» Task item
For each entry that follows, write out an identical copy.

» Extracted material
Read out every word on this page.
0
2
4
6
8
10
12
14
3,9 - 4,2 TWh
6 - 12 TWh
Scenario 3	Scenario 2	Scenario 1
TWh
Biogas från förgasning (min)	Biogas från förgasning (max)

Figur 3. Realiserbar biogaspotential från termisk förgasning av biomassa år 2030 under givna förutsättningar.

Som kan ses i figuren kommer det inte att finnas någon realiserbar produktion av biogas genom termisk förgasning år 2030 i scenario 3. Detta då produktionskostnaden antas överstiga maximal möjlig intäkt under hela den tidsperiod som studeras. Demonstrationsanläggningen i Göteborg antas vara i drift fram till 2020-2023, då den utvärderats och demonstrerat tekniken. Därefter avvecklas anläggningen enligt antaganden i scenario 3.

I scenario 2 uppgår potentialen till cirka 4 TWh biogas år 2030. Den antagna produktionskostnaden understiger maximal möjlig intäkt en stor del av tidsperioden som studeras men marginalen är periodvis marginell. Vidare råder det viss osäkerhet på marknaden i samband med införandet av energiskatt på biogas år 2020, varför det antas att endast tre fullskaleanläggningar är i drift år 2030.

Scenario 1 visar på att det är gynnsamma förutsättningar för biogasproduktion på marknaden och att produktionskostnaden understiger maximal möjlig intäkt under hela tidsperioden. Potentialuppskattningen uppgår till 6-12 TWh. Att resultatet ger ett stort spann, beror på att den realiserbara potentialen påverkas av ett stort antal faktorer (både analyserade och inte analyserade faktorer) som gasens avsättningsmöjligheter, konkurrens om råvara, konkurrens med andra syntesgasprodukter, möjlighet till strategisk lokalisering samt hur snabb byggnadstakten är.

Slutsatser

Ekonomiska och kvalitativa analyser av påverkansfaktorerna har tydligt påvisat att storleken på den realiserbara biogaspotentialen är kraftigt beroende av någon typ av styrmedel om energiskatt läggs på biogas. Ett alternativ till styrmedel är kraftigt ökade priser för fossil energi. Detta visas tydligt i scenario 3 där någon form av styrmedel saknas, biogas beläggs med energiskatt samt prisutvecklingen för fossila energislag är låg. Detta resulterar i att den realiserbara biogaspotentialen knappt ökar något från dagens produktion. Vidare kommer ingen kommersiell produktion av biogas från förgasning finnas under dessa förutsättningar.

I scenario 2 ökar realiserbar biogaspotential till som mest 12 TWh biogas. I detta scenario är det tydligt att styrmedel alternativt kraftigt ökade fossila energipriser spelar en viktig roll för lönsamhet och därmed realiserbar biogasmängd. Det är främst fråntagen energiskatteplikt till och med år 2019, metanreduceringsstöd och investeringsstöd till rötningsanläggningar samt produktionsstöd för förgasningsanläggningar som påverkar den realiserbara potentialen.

» Solution for this problem
Read out every word on this page.
0
2
4
6
8
10
12
14
3,9 - 4,2 TWh
6 - 12 TWh
Scenario 3	Scenario 2	Scenario 1
TWh
Biogas från förgasning (min)	Biogas från förgasning (max)

Figur 3. Realiserbar biogaspotential från termisk förgasning av biomassa år 2030 under givna förutsättningar.

Som kan ses i figuren kommer det inte att finnas någon realiserbar produktion av biogas genom termisk förgasning år 2030 i scenario 3. Detta då produktionskostnaden antas överstiga maximal möjlig intäkt under hela den tidsperiod som studeras. Demonstrationsanläggningen i Göteborg antas vara i drift fram till 2020-2023, då den utvärderats och demonstrerat tekniken. Därefter avvecklas anläggningen enligt antaganden i scenario 3.

I scenario 2 uppgår potentialen till cirka 4 TWh biogas år 2030. Den antagna produktionskostnaden understiger maximal möjlig intäkt en stor del av tidsperioden som studeras men marginalen är periodvis marginell. Vidare råder det viss osäkerhet på marknaden i samband med införandet av energiskatt på biogas år 2020, varför det antas att endast tre fullskaleanläggningar är i drift år 2030.

Scenario 1 visar på att det är gynnsamma förutsättningar för biogasproduktion på marknaden och att produktionskostnaden understiger maximal möjlig intäkt under hela tidsperioden. Potentialuppskattningen uppgår till 6-12 TWh. Att resultatet ger ett stort spann, beror på att den realiserbara potentialen påverkas av ett stort antal faktorer (både analyserade och inte analyserade faktorer) som gasens avsättningsmöjligheter, konkurrens om råvara, konkurrens med andra syntesgasprodukter, möjlighet till strategisk lokalisering samt hur snabb byggnadstakten är.

Slutsatser

Ekonomiska och kvalitativa analyser av påverkansfaktorerna har tydligt påvisat att storleken på den realiserbara biogaspotentialen är kraftigt beroende av någon typ av styrmedel om energiskatt läggs på biogas. Ett alternativ till styrmedel är kraftigt ökade priser för fossil energi. Detta visas tydligt i scenario 3 där någon form av styrmedel saknas, biogas beläggs med energiskatt samt prisutvecklingen för fossila energislag är låg. Detta resulterar i att den realiserbara biogaspotentialen knappt ökar något från dagens produktion. Vidare kommer ingen kommersiell produktion av biogas från förgasning finnas under dessa förutsättningar.

I scenario 2 ökar realiserbar biogaspotential till som mest 12 TWh biogas. I detta scenario är det tydligt att styrmedel alternativt kraftigt ökade fossila energipriser spelar en viktig roll för lönsamhet och därmed realiserbar biogasmängd. Det är främst fråntagen energiskatteplikt till och med år 2019, metanreduceringsstöd och investeringsstöd till rötningsanläggningar samt produktionsstöd för förgasningsanläggningar som påverkar den realiserbara potentialen.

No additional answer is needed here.